Exercise directions
Identify each line holding the string "text" and copy it.

Data supplied
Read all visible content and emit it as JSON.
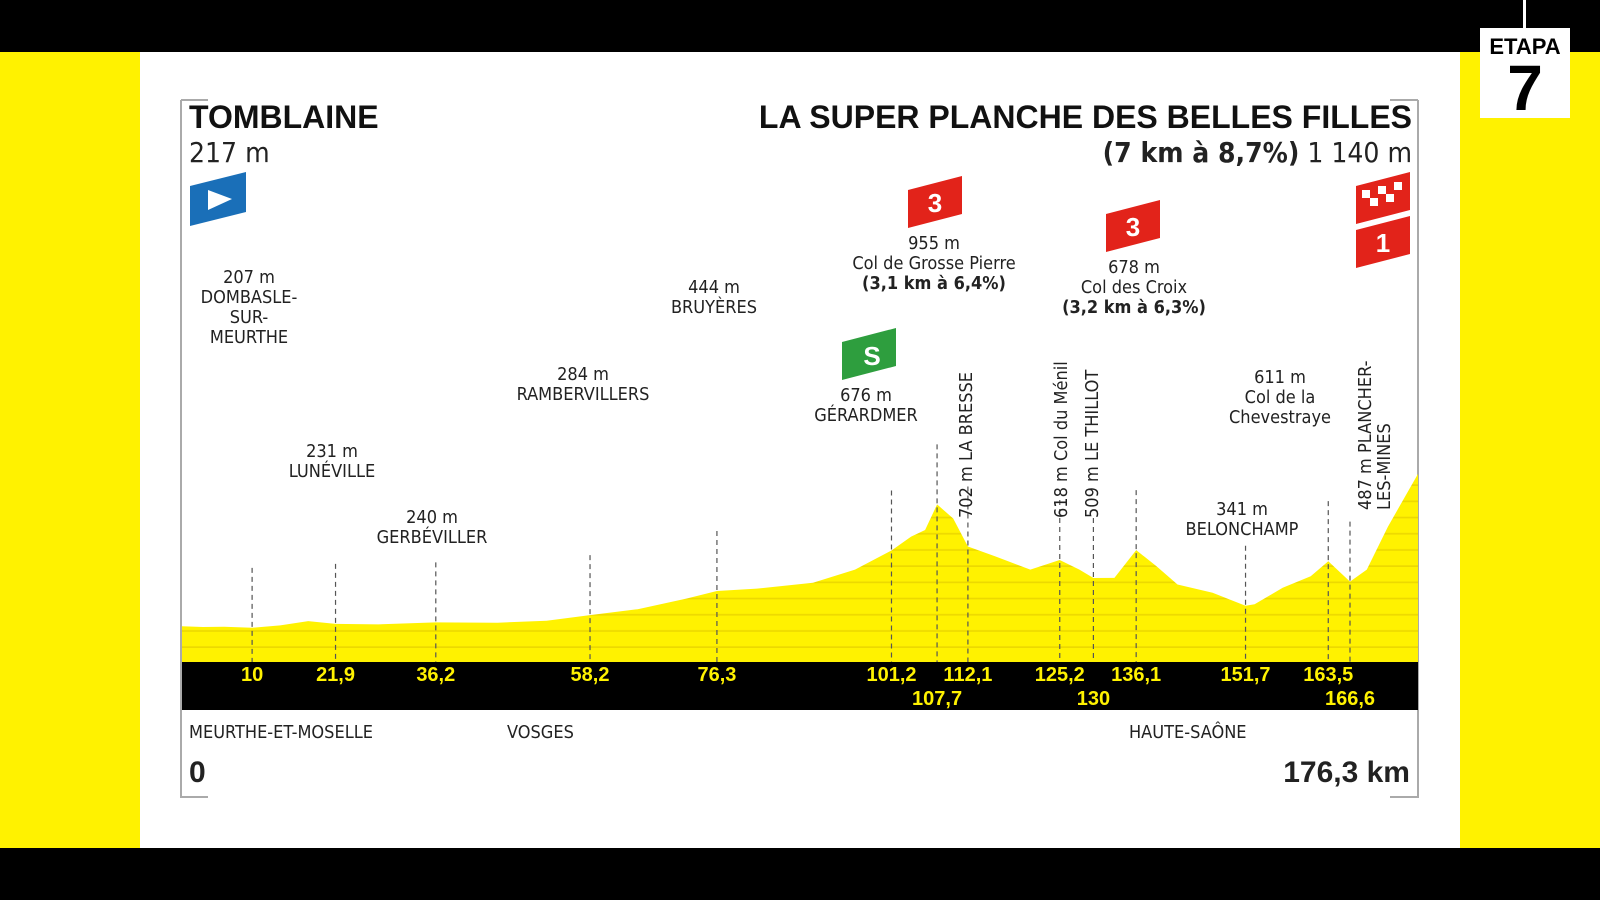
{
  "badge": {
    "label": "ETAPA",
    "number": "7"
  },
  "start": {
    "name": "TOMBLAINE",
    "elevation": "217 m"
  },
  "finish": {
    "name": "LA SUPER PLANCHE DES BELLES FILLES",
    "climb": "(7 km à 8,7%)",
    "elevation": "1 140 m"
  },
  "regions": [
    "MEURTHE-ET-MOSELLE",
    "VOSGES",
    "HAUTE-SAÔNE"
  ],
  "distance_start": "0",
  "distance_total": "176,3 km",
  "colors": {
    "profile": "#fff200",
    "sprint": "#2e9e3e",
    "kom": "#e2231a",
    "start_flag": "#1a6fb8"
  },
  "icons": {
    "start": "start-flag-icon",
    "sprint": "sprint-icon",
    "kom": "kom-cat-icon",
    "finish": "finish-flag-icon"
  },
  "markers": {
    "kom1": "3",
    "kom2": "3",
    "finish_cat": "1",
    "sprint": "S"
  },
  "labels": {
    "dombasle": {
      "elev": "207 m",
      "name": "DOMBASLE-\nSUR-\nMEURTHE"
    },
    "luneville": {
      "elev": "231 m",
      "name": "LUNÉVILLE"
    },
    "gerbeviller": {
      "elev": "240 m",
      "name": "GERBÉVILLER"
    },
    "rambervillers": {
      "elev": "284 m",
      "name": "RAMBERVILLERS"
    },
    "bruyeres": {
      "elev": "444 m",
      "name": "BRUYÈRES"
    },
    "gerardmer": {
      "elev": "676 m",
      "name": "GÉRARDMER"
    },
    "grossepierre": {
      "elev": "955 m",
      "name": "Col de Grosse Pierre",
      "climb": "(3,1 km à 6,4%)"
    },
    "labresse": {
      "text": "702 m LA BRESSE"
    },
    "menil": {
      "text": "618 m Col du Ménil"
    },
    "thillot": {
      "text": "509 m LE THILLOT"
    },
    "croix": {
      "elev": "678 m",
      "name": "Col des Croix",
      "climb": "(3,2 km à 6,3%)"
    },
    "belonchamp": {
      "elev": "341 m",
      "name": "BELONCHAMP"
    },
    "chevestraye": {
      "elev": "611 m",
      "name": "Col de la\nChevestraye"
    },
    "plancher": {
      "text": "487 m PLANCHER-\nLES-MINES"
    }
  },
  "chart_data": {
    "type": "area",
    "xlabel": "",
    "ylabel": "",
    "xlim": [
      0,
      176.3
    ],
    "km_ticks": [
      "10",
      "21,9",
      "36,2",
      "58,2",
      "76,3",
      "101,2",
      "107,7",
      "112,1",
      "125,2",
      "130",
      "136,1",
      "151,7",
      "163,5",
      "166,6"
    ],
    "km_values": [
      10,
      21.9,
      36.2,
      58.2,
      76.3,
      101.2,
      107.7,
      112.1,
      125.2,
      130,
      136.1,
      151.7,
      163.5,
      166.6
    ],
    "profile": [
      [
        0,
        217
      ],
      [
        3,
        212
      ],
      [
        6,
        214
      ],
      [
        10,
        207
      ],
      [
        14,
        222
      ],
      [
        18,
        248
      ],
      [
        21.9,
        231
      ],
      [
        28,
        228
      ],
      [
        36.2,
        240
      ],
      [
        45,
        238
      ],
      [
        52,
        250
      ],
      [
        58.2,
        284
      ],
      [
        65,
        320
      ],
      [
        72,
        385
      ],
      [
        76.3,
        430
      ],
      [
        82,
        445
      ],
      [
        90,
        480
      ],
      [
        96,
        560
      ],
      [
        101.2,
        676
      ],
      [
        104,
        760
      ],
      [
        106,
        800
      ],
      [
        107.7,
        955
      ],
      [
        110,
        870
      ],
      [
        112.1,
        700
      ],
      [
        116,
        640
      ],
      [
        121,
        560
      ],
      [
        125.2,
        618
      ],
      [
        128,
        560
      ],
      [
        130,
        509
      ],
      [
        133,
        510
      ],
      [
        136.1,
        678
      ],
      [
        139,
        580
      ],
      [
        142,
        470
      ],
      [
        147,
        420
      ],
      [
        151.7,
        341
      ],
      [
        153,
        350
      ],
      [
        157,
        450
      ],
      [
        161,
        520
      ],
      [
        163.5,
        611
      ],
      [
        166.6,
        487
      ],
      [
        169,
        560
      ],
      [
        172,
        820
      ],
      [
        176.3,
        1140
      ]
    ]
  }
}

Task solution
      "text": "702 m LA BRESSE"
      "text": "618 m Col du Ménil"
      "text": "509 m LE THILLOT"
      "text": "487 m PLANCHER-\nLES-MINES"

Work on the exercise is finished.